# [What you are asked to do]
Reproduce every record below exactly as written, but leave out any pictures.

──────── Data shown ────────

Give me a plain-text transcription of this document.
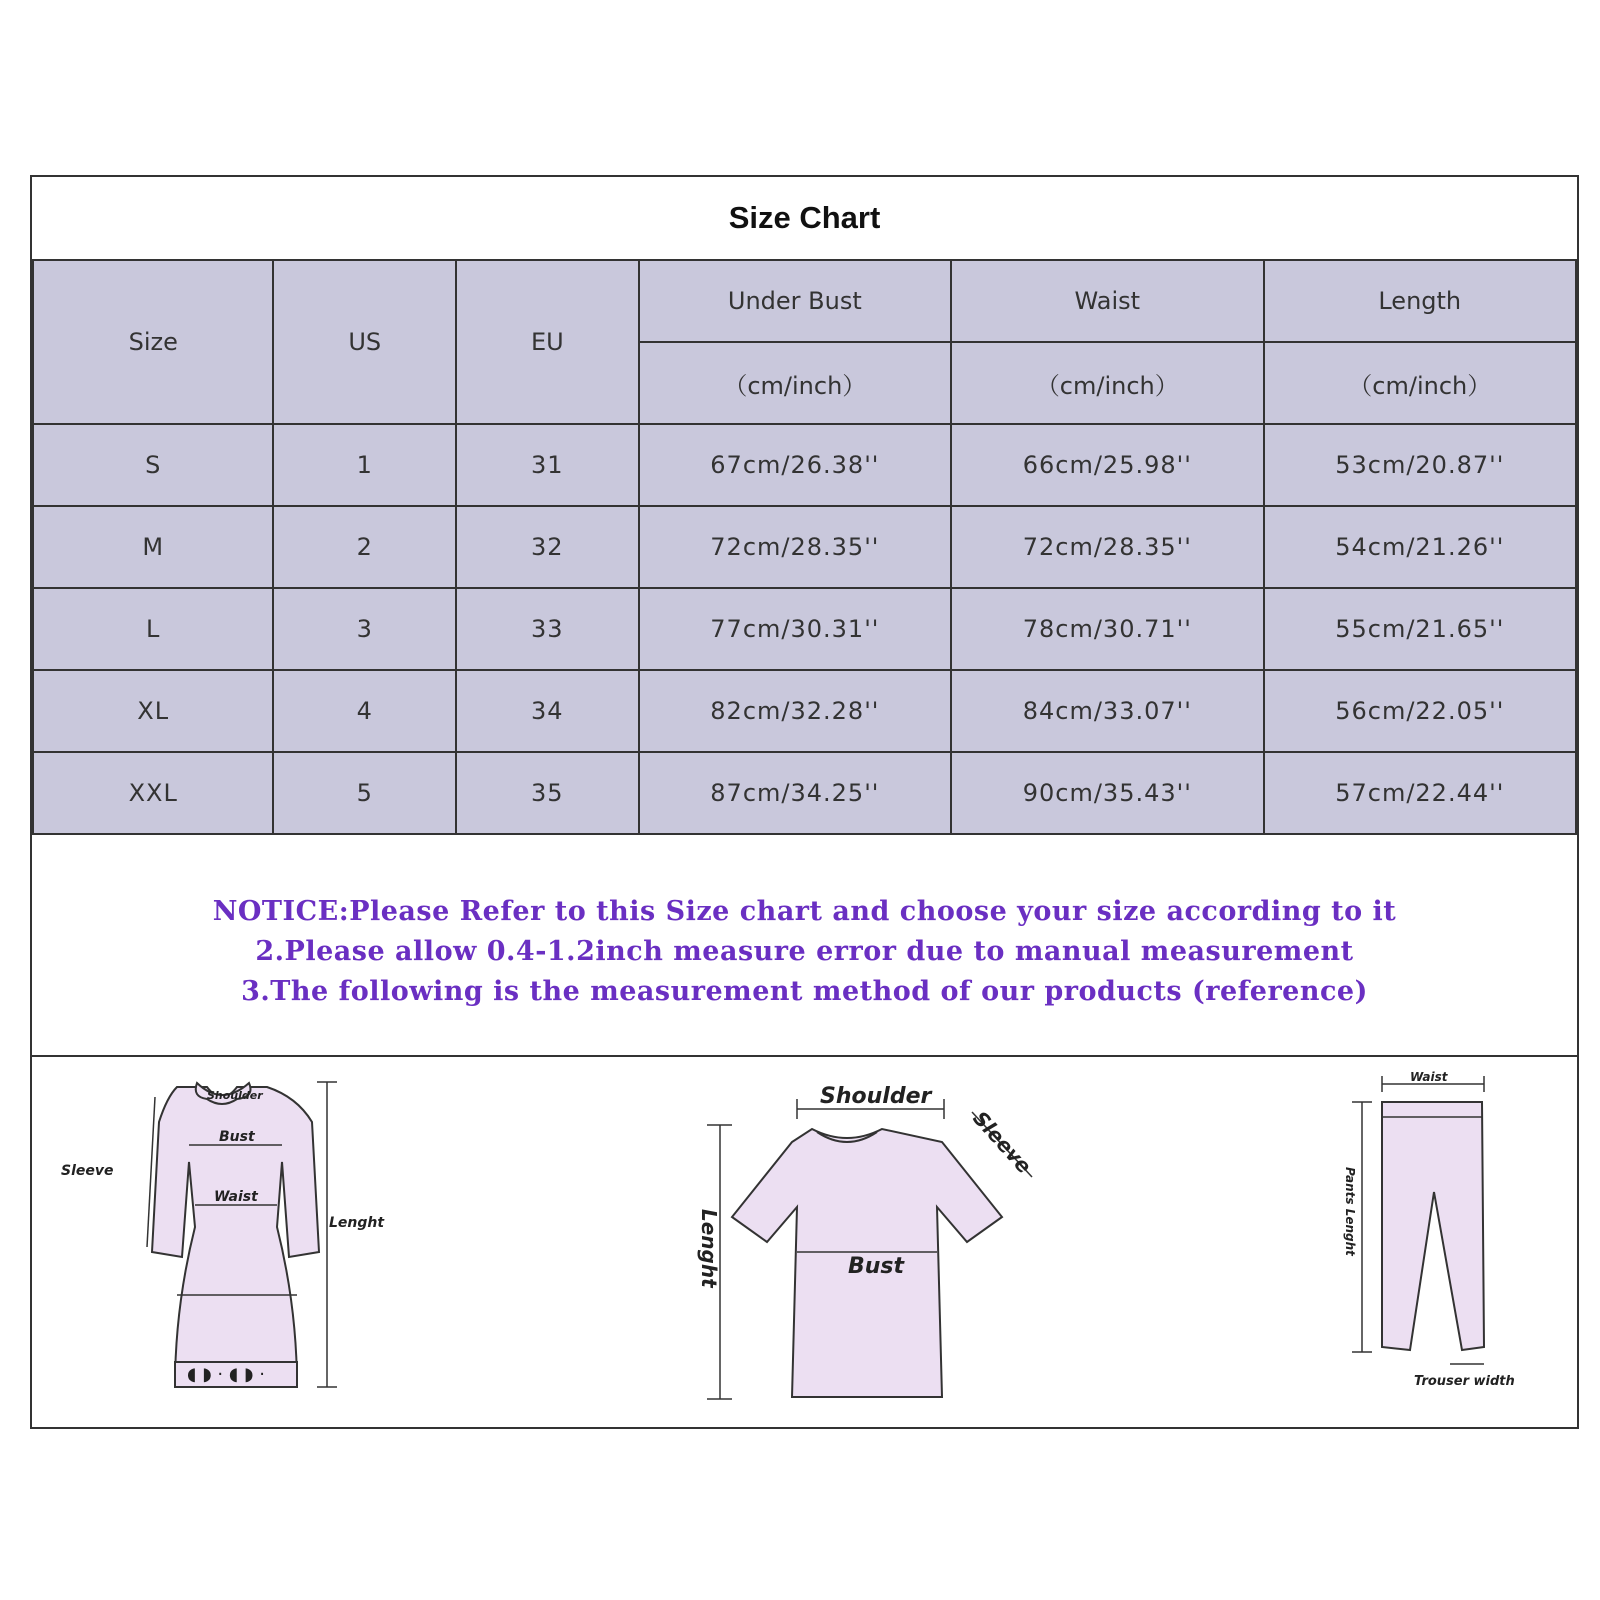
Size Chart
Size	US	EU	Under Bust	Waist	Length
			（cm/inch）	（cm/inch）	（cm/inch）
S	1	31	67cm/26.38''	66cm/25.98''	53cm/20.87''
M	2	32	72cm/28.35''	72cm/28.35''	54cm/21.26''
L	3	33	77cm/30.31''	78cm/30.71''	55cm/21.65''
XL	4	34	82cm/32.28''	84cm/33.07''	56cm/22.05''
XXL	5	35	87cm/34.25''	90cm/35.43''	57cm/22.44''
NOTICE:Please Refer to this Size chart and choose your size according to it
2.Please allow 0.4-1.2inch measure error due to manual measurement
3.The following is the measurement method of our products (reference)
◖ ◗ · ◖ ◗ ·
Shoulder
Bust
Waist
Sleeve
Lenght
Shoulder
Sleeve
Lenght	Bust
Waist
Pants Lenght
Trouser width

────────

# [Complete response]
Give me a plain-text transcription of this document.
Size Chart
Size	US	EU	Under Bust	Waist	Length
			（cm/inch）	（cm/inch）	（cm/inch）
S	1	31	67cm/26.38''	66cm/25.98''	53cm/20.87''
M	2	32	72cm/28.35''	72cm/28.35''	54cm/21.26''
L	3	33	77cm/30.31''	78cm/30.71''	55cm/21.65''
XL	4	34	82cm/32.28''	84cm/33.07''	56cm/22.05''
XXL	5	35	87cm/34.25''	90cm/35.43''	57cm/22.44''
NOTICE:Please Refer to this Size chart and choose your size according to it
2.Please allow 0.4-1.2inch measure error due to manual measurement
3.The following is the measurement method of our products (reference)
◖ ◗ · ◖ ◗ ·
Shoulder
Bust
Waist
Sleeve
Lenght
Shoulder
Sleeve
Lenght	Bust
Waist
Pants Lenght
Trouser width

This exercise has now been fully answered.